Records from a collection
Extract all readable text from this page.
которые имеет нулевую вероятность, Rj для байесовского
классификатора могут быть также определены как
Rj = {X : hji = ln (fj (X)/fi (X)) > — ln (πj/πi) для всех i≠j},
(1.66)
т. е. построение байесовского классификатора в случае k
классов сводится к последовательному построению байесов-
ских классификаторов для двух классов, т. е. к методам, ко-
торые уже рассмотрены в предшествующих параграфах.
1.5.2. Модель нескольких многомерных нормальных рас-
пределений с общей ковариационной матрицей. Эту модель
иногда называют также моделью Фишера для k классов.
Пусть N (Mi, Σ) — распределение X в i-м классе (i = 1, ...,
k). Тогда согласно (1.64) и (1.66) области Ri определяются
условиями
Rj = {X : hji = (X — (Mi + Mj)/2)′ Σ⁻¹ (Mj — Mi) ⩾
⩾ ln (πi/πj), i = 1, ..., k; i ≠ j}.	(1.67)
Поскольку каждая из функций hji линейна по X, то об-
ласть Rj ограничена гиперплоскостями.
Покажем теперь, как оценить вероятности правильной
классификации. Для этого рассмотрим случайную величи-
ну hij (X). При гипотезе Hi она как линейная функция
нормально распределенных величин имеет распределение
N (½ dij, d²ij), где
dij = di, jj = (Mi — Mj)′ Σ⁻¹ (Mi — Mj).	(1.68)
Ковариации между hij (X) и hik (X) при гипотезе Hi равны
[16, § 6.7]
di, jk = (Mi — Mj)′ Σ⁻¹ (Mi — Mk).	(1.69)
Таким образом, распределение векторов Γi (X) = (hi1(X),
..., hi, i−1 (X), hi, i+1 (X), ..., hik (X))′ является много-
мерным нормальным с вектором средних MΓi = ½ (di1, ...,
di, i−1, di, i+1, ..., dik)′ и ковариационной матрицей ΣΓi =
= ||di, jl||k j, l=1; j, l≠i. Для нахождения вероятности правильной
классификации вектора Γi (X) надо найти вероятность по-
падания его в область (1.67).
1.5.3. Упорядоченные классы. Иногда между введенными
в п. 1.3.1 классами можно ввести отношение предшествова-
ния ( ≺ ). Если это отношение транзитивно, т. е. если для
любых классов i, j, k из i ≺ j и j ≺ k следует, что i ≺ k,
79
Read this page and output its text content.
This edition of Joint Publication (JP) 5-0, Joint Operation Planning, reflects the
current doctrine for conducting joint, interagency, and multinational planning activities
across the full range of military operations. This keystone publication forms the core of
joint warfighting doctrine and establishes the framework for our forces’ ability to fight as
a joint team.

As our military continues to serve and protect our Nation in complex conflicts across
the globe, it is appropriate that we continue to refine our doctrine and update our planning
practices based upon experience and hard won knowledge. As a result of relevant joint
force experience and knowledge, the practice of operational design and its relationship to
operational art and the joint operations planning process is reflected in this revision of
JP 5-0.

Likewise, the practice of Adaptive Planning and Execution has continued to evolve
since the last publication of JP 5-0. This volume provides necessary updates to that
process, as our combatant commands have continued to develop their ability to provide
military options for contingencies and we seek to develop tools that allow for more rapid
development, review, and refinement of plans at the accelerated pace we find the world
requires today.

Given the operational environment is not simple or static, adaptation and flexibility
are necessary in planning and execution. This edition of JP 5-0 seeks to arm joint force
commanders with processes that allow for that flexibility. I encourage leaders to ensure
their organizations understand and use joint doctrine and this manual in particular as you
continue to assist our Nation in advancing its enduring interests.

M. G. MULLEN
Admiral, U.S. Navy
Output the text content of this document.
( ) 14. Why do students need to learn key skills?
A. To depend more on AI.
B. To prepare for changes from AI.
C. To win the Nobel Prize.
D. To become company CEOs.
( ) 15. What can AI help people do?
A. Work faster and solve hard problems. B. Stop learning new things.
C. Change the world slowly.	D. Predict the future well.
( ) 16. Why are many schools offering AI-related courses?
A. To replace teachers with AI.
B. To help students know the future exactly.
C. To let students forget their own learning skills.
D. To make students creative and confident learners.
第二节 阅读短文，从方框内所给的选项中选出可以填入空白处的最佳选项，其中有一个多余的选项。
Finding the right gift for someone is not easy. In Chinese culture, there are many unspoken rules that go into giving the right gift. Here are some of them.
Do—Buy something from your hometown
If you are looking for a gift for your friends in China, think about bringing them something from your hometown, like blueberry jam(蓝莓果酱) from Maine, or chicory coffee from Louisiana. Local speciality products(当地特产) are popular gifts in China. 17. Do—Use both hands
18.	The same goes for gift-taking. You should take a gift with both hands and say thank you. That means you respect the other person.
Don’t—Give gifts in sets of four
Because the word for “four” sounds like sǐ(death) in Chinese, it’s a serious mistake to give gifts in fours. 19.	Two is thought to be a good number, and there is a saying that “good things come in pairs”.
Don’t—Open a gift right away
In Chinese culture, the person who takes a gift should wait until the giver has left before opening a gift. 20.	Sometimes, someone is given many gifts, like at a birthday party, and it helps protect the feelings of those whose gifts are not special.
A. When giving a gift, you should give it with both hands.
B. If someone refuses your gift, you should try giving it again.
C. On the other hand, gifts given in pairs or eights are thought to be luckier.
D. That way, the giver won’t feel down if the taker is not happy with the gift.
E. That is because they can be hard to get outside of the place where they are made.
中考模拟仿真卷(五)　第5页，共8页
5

> _WRITTEN EXERCISE_: Without leaving anything out, quote all the data.

> _RESULT OF THE EXERCISE_:
Extract all readable text from this page.
которые имеет нулевую вероятность, Rj для байесовского
классификатора могут быть также определены как
Rj = {X : hji = ln (fj (X)/fi (X)) > — ln (πj/πi) для всех i≠j},
(1.66)
т. е. построение байесовского классификатора в случае k
классов сводится к последовательному построению байесов-
ских классификаторов для двух классов, т. е. к методам, ко-
торые уже рассмотрены в предшествующих параграфах.
1.5.2. Модель нескольких многомерных нормальных рас-
пределений с общей ковариационной матрицей. Эту модель
иногда называют также моделью Фишера для k классов.
Пусть N (Mi, Σ) — распределение X в i-м классе (i = 1, ...,
k). Тогда согласно (1.64) и (1.66) области Ri определяются
условиями
Rj = {X : hji = (X — (Mi + Mj)/2)′ Σ⁻¹ (Mj — Mi) ⩾
⩾ ln (πi/πj), i = 1, ..., k; i ≠ j}.	(1.67)
Поскольку каждая из функций hji линейна по X, то об-
ласть Rj ограничена гиперплоскостями.
Покажем теперь, как оценить вероятности правильной
классификации. Для этого рассмотрим случайную величи-
ну hij (X). При гипотезе Hi она как линейная функция
нормально распределенных величин имеет распределение
N (½ dij, d²ij), где
dij = di, jj = (Mi — Mj)′ Σ⁻¹ (Mi — Mj).	(1.68)
Ковариации между hij (X) и hik (X) при гипотезе Hi равны
[16, § 6.7]
di, jk = (Mi — Mj)′ Σ⁻¹ (Mi — Mk).	(1.69)
Таким образом, распределение векторов Γi (X) = (hi1(X),
..., hi, i−1 (X), hi, i+1 (X), ..., hik (X))′ является много-
мерным нормальным с вектором средних MΓi = ½ (di1, ...,
di, i−1, di, i+1, ..., dik)′ и ковариационной матрицей ΣΓi =
= ||di, jl||k j, l=1; j, l≠i. Для нахождения вероятности правильной
классификации вектора Γi (X) надо найти вероятность по-
падания его в область (1.67).
1.5.3. Упорядоченные классы. Иногда между введенными
в п. 1.3.1 классами можно ввести отношение предшествова-
ния ( ≺ ). Если это отношение транзитивно, т. е. если для
любых классов i, j, k из i ≺ j и j ≺ k следует, что i ≺ k,
79
Read this page and output its text content.
This edition of Joint Publication (JP) 5-0, Joint Operation Planning, reflects the
current doctrine for conducting joint, interagency, and multinational planning activities
across the full range of military operations. This keystone publication forms the core of
joint warfighting doctrine and establishes the framework for our forces’ ability to fight as
a joint team.

As our military continues to serve and protect our Nation in complex conflicts across
the globe, it is appropriate that we continue to refine our doctrine and update our planning
practices based upon experience and hard won knowledge. As a result of relevant joint
force experience and knowledge, the practice of operational design and its relationship to
operational art and the joint operations planning process is reflected in this revision of
JP 5-0.

Likewise, the practice of Adaptive Planning and Execution has continued to evolve
since the last publication of JP 5-0. This volume provides necessary updates to that
process, as our combatant commands have continued to develop their ability to provide
military options for contingencies and we seek to develop tools that allow for more rapid
development, review, and refinement of plans at the accelerated pace we find the world
requires today.

Given the operational environment is not simple or static, adaptation and flexibility
are necessary in planning and execution. This edition of JP 5-0 seeks to arm joint force
commanders with processes that allow for that flexibility. I encourage leaders to ensure
their organizations understand and use joint doctrine and this manual in particular as you
continue to assist our Nation in advancing its enduring interests.

M. G. MULLEN
Admiral, U.S. Navy
Output the text content of this document.
( ) 14. Why do students need to learn key skills?
A. To depend more on AI.
B. To prepare for changes from AI.
C. To win the Nobel Prize.
D. To become company CEOs.
( ) 15. What can AI help people do?
A. Work faster and solve hard problems. B. Stop learning new things.
C. Change the world slowly.	D. Predict the future well.
( ) 16. Why are many schools offering AI-related courses?
A. To replace teachers with AI.
B. To help students know the future exactly.
C. To let students forget their own learning skills.
D. To make students creative and confident learners.
第二节 阅读短文，从方框内所给的选项中选出可以填入空白处的最佳选项，其中有一个多余的选项。
Finding the right gift for someone is not easy. In Chinese culture, there are many unspoken rules that go into giving the right gift. Here are some of them.
Do—Buy something from your hometown
If you are looking for a gift for your friends in China, think about bringing them something from your hometown, like blueberry jam(蓝莓果酱) from Maine, or chicory coffee from Louisiana. Local speciality products(当地特产) are popular gifts in China. 17. Do—Use both hands
18.	The same goes for gift-taking. You should take a gift with both hands and say thank you. That means you respect the other person.
Don’t—Give gifts in sets of four
Because the word for “four” sounds like sǐ(death) in Chinese, it’s a serious mistake to give gifts in fours. 19.	Two is thought to be a good number, and there is a saying that “good things come in pairs”.
Don’t—Open a gift right away
In Chinese culture, the person who takes a gift should wait until the giver has left before opening a gift. 20.	Sometimes, someone is given many gifts, like at a birthday party, and it helps protect the feelings of those whose gifts are not special.
A. When giving a gift, you should give it with both hands.
B. If someone refuses your gift, you should try giving it again.
C. On the other hand, gifts given in pairs or eights are thought to be luckier.
D. That way, the giver won’t feel down if the taker is not happy with the gift.
E. That is because they can be hard to get outside of the place where they are made.
中考模拟仿真卷(五)　第5页，共8页
5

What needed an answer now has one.